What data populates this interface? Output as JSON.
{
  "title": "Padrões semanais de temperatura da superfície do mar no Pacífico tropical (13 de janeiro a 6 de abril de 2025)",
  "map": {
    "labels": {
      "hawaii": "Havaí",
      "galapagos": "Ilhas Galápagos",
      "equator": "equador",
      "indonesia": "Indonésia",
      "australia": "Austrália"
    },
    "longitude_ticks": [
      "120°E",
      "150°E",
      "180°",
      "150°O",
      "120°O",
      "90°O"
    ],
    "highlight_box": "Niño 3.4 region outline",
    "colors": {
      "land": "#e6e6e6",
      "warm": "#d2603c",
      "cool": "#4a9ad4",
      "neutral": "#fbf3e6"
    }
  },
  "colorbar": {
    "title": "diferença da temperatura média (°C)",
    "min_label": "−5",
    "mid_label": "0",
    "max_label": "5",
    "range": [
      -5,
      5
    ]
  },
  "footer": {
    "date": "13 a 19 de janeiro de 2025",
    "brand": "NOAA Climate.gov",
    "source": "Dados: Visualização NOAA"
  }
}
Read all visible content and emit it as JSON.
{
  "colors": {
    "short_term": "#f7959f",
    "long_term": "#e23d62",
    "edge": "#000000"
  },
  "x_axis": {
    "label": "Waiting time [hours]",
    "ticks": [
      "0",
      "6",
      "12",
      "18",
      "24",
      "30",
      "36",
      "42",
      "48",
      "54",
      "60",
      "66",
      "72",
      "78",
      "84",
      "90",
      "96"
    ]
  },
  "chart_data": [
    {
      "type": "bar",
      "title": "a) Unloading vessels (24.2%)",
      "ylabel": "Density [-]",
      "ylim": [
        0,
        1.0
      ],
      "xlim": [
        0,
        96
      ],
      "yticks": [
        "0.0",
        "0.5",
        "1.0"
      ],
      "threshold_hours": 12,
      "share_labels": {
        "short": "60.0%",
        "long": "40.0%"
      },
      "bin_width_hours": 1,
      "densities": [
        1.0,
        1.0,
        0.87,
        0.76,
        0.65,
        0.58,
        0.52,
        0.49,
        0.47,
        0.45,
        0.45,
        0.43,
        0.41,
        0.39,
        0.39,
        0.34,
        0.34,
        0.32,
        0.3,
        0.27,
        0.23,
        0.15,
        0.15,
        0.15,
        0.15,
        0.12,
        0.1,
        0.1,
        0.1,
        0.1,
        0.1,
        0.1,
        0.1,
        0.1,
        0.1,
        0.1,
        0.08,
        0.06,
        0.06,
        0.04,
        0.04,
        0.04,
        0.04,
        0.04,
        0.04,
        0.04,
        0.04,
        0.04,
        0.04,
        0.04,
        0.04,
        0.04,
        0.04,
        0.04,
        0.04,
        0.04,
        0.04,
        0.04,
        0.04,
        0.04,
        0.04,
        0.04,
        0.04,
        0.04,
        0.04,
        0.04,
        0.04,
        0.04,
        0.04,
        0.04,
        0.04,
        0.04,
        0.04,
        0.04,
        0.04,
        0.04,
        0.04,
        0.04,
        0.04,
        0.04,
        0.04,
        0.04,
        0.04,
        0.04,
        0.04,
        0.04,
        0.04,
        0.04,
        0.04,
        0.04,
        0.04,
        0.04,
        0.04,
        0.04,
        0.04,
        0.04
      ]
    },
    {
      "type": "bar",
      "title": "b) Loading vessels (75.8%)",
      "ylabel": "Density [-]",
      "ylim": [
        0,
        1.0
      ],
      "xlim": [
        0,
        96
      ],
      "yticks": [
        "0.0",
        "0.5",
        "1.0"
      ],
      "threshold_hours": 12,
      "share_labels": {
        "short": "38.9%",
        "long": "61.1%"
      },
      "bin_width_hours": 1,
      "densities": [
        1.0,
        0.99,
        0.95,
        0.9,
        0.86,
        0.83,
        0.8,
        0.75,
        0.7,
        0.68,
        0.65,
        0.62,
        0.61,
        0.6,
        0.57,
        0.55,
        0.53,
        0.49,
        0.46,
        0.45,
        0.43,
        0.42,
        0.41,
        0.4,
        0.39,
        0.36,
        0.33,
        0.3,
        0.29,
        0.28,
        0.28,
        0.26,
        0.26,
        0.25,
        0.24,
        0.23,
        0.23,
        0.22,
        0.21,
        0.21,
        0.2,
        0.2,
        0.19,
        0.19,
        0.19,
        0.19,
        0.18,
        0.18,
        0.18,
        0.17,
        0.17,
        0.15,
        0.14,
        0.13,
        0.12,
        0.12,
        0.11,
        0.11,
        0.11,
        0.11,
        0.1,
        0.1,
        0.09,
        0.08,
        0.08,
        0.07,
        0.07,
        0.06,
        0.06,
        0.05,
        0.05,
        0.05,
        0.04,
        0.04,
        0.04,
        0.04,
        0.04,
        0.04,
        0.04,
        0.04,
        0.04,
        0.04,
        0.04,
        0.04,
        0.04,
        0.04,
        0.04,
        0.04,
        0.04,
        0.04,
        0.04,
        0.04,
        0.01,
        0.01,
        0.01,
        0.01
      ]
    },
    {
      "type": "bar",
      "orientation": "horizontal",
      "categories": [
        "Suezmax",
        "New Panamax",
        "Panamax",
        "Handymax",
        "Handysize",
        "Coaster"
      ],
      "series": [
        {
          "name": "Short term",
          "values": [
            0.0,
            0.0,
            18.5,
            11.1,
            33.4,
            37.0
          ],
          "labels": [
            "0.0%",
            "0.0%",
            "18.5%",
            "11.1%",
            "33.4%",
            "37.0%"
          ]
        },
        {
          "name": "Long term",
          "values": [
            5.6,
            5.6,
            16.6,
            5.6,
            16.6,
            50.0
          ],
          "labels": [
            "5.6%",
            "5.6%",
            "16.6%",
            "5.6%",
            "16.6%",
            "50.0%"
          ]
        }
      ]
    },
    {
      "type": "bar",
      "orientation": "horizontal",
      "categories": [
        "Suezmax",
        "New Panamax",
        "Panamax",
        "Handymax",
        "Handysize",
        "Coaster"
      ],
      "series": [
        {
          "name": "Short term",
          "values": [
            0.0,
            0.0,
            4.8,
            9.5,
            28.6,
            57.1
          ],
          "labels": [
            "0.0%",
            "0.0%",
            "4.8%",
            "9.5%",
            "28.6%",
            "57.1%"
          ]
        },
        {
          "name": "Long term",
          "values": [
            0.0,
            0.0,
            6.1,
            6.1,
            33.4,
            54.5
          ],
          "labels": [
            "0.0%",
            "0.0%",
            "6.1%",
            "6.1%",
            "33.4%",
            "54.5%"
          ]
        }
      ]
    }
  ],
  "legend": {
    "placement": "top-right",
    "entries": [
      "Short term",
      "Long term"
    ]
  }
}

PROBLEM TO SOLVE: Would you reproduce the material above in full, exactly as given?

FINAL RESULT:
What data populates this interface? Output as JSON.
{
  "title": "Padrões semanais de temperatura da superfície do mar no Pacífico tropical (13 de janeiro a 6 de abril de 2025)",
  "map": {
    "labels": {
      "hawaii": "Havaí",
      "galapagos": "Ilhas Galápagos",
      "equator": "equador",
      "indonesia": "Indonésia",
      "australia": "Austrália"
    },
    "longitude_ticks": [
      "120°E",
      "150°E",
      "180°",
      "150°O",
      "120°O",
      "90°O"
    ],
    "highlight_box": "Niño 3.4 region outline",
    "colors": {
      "land": "#e6e6e6",
      "warm": "#d2603c",
      "cool": "#4a9ad4",
      "neutral": "#fbf3e6"
    }
  },
  "colorbar": {
    "title": "diferença da temperatura média (°C)",
    "min_label": "−5",
    "mid_label": "0",
    "max_label": "5",
    "range": [
      -5,
      5
    ]
  },
  "footer": {
    "date": "13 a 19 de janeiro de 2025",
    "brand": "NOAA Climate.gov",
    "source": "Dados: Visualização NOAA"
  }
}
Read all visible content and emit it as JSON.
{
  "colors": {
    "short_term": "#f7959f",
    "long_term": "#e23d62",
    "edge": "#000000"
  },
  "x_axis": {
    "label": "Waiting time [hours]",
    "ticks": [
      "0",
      "6",
      "12",
      "18",
      "24",
      "30",
      "36",
      "42",
      "48",
      "54",
      "60",
      "66",
      "72",
      "78",
      "84",
      "90",
      "96"
    ]
  },
  "chart_data": [
    {
      "type": "bar",
      "title": "a) Unloading vessels (24.2%)",
      "ylabel": "Density [-]",
      "ylim": [
        0,
        1.0
      ],
      "xlim": [
        0,
        96
      ],
      "yticks": [
        "0.0",
        "0.5",
        "1.0"
      ],
      "threshold_hours": 12,
      "share_labels": {
        "short": "60.0%",
        "long": "40.0%"
      },
      "bin_width_hours": 1,
      "densities": [
        1.0,
        1.0,
        0.87,
        0.76,
        0.65,
        0.58,
        0.52,
        0.49,
        0.47,
        0.45,
        0.45,
        0.43,
        0.41,
        0.39,
        0.39,
        0.34,
        0.34,
        0.32,
        0.3,
        0.27,
        0.23,
        0.15,
        0.15,
        0.15,
        0.15,
        0.12,
        0.1,
        0.1,
        0.1,
        0.1,
        0.1,
        0.1,
        0.1,
        0.1,
        0.1,
        0.1,
        0.08,
        0.06,
        0.06,
        0.04,
        0.04,
        0.04,
        0.04,
        0.04,
        0.04,
        0.04,
        0.04,
        0.04,
        0.04,
        0.04,
        0.04,
        0.04,
        0.04,
        0.04,
        0.04,
        0.04,
        0.04,
        0.04,
        0.04,
        0.04,
        0.04,
        0.04,
        0.04,
        0.04,
        0.04,
        0.04,
        0.04,
        0.04,
        0.04,
        0.04,
        0.04,
        0.04,
        0.04,
        0.04,
        0.04,
        0.04,
        0.04,
        0.04,
        0.04,
        0.04,
        0.04,
        0.04,
        0.04,
        0.04,
        0.04,
        0.04,
        0.04,
        0.04,
        0.04,
        0.04,
        0.04,
        0.04,
        0.04,
        0.04,
        0.04,
        0.04
      ]
    },
    {
      "type": "bar",
      "title": "b) Loading vessels (75.8%)",
      "ylabel": "Density [-]",
      "ylim": [
        0,
        1.0
      ],
      "xlim": [
        0,
        96
      ],
      "yticks": [
        "0.0",
        "0.5",
        "1.0"
      ],
      "threshold_hours": 12,
      "share_labels": {
        "short": "38.9%",
        "long": "61.1%"
      },
      "bin_width_hours": 1,
      "densities": [
        1.0,
        0.99,
        0.95,
        0.9,
        0.86,
        0.83,
        0.8,
        0.75,
        0.7,
        0.68,
        0.65,
        0.62,
        0.61,
        0.6,
        0.57,
        0.55,
        0.53,
        0.49,
        0.46,
        0.45,
        0.43,
        0.42,
        0.41,
        0.4,
        0.39,
        0.36,
        0.33,
        0.3,
        0.29,
        0.28,
        0.28,
        0.26,
        0.26,
        0.25,
        0.24,
        0.23,
        0.23,
        0.22,
        0.21,
        0.21,
        0.2,
        0.2,
        0.19,
        0.19,
        0.19,
        0.19,
        0.18,
        0.18,
        0.18,
        0.17,
        0.17,
        0.15,
        0.14,
        0.13,
        0.12,
        0.12,
        0.11,
        0.11,
        0.11,
        0.11,
        0.1,
        0.1,
        0.09,
        0.08,
        0.08,
        0.07,
        0.07,
        0.06,
        0.06,
        0.05,
        0.05,
        0.05,
        0.04,
        0.04,
        0.04,
        0.04,
        0.04,
        0.04,
        0.04,
        0.04,
        0.04,
        0.04,
        0.04,
        0.04,
        0.04,
        0.04,
        0.04,
        0.04,
        0.04,
        0.04,
        0.04,
        0.04,
        0.01,
        0.01,
        0.01,
        0.01
      ]
    },
    {
      "type": "bar",
      "orientation": "horizontal",
      "categories": [
        "Suezmax",
        "New Panamax",
        "Panamax",
        "Handymax",
        "Handysize",
        "Coaster"
      ],
      "series": [
        {
          "name": "Short term",
          "values": [
            0.0,
            0.0,
            18.5,
            11.1,
            33.4,
            37.0
          ],
          "labels": [
            "0.0%",
            "0.0%",
            "18.5%",
            "11.1%",
            "33.4%",
            "37.0%"
          ]
        },
        {
          "name": "Long term",
          "values": [
            5.6,
            5.6,
            16.6,
            5.6,
            16.6,
            50.0
          ],
          "labels": [
            "5.6%",
            "5.6%",
            "16.6%",
            "5.6%",
            "16.6%",
            "50.0%"
          ]
        }
      ]
    },
    {
      "type": "bar",
      "orientation": "horizontal",
      "categories": [
        "Suezmax",
        "New Panamax",
        "Panamax",
        "Handymax",
        "Handysize",
        "Coaster"
      ],
      "series": [
        {
          "name": "Short term",
          "values": [
            0.0,
            0.0,
            4.8,
            9.5,
            28.6,
            57.1
          ],
          "labels": [
            "0.0%",
            "0.0%",
            "4.8%",
            "9.5%",
            "28.6%",
            "57.1%"
          ]
        },
        {
          "name": "Long term",
          "values": [
            0.0,
            0.0,
            6.1,
            6.1,
            33.4,
            54.5
          ],
          "labels": [
            "0.0%",
            "0.0%",
            "6.1%",
            "6.1%",
            "33.4%",
            "54.5%"
          ]
        }
      ]
    }
  ],
  "legend": {
    "placement": "top-right",
    "entries": [
      "Short term",
      "Long term"
    ]
  }
}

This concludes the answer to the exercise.